[Stated goal]: Here are some records; copy every line that holds the word "causes".

** begin **

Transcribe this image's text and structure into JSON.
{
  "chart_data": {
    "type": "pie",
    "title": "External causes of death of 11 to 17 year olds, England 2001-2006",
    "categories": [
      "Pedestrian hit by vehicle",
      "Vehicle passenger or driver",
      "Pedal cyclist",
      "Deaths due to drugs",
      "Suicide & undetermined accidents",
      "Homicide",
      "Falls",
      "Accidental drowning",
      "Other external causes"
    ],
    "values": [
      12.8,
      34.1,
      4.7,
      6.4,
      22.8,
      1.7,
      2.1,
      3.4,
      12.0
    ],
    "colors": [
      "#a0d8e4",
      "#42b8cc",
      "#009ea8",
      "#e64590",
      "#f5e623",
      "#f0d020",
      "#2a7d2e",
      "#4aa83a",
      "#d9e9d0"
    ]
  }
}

** end **
** begin **

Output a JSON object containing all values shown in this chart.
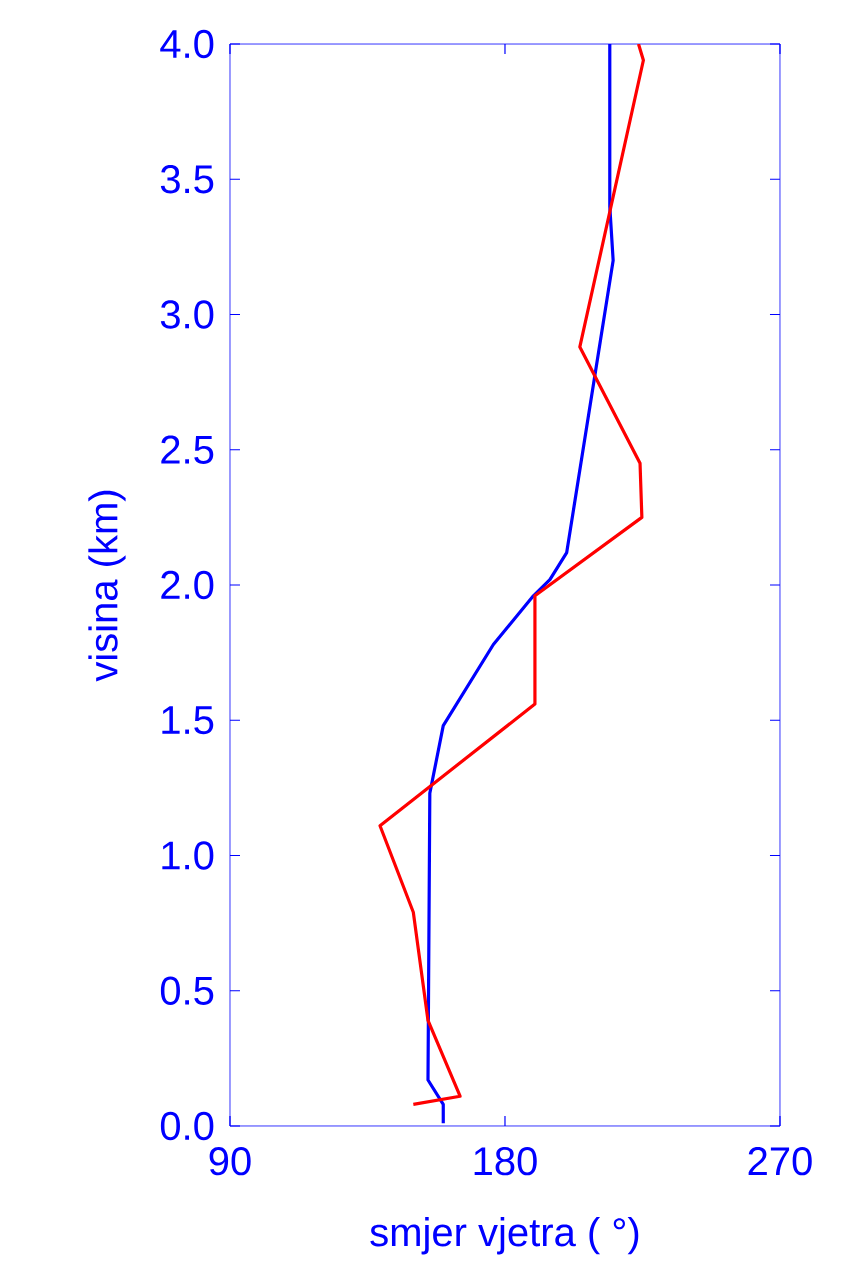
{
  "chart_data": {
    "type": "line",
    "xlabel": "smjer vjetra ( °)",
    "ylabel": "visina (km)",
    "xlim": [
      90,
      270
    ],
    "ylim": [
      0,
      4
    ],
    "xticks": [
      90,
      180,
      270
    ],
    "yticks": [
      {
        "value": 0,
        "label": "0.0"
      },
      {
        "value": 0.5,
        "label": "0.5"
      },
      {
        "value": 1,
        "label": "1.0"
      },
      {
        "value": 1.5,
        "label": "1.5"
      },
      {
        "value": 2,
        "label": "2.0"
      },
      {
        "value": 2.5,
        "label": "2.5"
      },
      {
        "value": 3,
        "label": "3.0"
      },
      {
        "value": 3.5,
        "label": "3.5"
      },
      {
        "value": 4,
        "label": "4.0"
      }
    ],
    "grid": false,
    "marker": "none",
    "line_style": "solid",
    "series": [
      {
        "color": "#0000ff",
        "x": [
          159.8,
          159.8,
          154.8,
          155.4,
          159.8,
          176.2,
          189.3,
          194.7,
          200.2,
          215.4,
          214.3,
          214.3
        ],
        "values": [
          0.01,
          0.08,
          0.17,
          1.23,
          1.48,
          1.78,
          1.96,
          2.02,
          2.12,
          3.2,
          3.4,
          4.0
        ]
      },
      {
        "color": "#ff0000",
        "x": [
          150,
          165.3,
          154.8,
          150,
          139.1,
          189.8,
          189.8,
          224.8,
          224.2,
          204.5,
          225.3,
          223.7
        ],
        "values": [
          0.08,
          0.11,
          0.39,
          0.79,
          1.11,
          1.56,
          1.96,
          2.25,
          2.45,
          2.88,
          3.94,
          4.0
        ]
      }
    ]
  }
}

** end **
** begin **

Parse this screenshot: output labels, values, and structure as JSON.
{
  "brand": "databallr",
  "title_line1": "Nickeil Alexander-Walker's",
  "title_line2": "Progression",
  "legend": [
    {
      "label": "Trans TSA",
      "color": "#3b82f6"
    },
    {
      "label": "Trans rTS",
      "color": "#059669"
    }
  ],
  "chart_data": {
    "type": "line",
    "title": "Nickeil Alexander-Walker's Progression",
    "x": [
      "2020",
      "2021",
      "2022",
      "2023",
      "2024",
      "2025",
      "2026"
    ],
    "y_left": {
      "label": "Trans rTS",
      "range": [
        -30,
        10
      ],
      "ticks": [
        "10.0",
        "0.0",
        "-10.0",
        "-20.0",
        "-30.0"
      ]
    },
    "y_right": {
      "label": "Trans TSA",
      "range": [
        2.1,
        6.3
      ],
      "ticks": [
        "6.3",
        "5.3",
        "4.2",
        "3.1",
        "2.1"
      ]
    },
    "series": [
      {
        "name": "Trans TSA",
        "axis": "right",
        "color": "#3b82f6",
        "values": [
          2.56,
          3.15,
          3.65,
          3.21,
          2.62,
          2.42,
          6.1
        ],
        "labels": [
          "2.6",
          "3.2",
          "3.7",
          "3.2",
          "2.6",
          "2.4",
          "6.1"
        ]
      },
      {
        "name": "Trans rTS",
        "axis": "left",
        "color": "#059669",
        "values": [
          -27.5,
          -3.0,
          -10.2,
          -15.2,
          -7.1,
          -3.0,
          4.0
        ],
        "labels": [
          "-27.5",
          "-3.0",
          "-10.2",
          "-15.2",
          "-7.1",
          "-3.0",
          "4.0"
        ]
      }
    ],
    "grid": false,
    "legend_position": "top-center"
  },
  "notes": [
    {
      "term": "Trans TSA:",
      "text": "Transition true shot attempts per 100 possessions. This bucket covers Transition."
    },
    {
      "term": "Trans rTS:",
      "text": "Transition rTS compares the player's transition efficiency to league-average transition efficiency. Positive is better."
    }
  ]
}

** end **

[Exercise response]:
    "title": "External causes of death of 11 to 17 year olds, England 2001-2006",
      "Other external causes"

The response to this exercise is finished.